## Task goal
Wherever the word "glyph" shows up in a line, please copy that line.

>> start Extracted material

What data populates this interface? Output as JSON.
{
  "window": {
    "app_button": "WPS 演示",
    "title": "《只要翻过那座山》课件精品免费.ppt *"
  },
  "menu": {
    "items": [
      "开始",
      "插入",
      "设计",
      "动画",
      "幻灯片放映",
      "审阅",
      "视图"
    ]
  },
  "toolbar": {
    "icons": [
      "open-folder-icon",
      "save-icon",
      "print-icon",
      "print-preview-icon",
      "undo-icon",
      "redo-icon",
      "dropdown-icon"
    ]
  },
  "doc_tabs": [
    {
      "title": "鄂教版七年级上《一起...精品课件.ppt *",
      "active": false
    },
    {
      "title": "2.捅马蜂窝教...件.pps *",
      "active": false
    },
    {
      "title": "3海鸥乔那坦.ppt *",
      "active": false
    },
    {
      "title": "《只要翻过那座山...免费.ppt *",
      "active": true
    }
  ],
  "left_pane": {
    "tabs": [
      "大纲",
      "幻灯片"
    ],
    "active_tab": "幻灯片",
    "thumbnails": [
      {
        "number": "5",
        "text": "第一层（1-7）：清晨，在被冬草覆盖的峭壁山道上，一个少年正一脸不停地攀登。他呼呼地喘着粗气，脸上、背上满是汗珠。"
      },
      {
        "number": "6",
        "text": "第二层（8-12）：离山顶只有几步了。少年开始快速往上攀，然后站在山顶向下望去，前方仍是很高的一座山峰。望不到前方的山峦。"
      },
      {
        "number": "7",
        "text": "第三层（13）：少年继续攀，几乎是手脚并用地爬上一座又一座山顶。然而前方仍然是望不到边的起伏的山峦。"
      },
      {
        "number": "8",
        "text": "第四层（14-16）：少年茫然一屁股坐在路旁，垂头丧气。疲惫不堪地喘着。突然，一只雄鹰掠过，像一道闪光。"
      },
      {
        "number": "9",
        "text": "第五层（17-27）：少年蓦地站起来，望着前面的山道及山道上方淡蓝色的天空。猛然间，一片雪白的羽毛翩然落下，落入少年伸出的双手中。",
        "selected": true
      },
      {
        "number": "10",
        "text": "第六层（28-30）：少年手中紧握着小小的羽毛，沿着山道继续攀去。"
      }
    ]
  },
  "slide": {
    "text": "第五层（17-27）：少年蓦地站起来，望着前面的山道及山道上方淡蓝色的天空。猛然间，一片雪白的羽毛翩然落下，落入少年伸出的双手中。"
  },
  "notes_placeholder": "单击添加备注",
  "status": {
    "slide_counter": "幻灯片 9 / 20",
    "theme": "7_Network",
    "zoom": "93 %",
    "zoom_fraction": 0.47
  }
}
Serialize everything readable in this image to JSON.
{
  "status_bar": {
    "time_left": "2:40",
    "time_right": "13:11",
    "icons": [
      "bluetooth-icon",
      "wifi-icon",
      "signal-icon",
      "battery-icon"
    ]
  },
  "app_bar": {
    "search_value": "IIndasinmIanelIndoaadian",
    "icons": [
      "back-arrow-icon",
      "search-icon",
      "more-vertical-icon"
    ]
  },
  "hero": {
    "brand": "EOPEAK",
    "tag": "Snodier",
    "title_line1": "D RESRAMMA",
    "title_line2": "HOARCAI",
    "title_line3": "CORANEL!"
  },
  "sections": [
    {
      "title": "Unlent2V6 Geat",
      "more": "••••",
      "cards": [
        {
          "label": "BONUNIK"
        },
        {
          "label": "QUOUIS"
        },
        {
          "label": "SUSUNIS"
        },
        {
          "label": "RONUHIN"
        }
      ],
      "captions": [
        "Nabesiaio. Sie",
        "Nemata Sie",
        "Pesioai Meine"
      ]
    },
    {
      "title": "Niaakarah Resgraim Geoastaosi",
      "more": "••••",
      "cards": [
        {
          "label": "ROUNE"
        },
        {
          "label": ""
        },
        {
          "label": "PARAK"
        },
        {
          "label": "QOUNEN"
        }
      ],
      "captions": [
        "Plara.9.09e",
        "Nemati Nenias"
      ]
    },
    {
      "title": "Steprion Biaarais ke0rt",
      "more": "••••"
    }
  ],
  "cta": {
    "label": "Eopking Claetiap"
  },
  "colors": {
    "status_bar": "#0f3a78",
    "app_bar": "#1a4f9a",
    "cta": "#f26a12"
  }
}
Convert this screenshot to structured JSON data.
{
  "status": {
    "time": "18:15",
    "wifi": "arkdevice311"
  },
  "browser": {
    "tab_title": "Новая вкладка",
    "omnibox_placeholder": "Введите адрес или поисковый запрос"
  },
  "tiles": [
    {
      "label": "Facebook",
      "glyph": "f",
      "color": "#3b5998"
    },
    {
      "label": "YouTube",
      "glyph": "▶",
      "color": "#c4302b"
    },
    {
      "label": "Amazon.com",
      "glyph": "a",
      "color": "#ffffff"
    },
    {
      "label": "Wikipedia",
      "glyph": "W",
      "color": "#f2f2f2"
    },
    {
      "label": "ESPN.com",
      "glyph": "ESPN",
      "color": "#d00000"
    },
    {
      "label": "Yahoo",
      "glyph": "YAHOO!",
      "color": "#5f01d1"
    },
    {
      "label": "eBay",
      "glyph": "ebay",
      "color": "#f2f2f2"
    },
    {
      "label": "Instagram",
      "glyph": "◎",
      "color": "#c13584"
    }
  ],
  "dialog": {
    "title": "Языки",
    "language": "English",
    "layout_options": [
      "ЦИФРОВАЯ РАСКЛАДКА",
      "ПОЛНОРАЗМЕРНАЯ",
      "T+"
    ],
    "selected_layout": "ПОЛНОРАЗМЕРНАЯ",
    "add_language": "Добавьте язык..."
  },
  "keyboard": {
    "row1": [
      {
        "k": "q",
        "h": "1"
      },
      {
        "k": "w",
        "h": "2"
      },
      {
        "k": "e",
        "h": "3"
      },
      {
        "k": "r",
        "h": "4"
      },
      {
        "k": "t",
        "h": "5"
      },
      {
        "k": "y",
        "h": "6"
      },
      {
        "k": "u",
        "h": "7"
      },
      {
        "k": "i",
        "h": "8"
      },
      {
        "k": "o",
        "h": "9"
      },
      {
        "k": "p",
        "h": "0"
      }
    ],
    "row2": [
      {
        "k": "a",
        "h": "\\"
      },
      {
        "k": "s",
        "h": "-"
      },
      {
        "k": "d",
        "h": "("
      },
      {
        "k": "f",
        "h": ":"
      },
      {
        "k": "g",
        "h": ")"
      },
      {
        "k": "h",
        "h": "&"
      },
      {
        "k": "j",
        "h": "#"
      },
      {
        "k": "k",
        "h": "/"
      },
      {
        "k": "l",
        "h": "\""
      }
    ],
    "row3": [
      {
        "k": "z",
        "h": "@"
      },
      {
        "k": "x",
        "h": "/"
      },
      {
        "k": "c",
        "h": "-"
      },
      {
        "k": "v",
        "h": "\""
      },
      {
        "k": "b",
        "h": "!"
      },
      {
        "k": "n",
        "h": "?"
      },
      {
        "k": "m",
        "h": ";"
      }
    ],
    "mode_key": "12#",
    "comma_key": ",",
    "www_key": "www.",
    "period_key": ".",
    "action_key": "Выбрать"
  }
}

>> end Extracted material

## Task result
      "glyph": "f",
      "glyph": "▶",
      "glyph": "a",
      "glyph": "W",
      "glyph": "ESPN",
      "glyph": "YAHOO!",
      "glyph": "ebay",
      "glyph": "◎",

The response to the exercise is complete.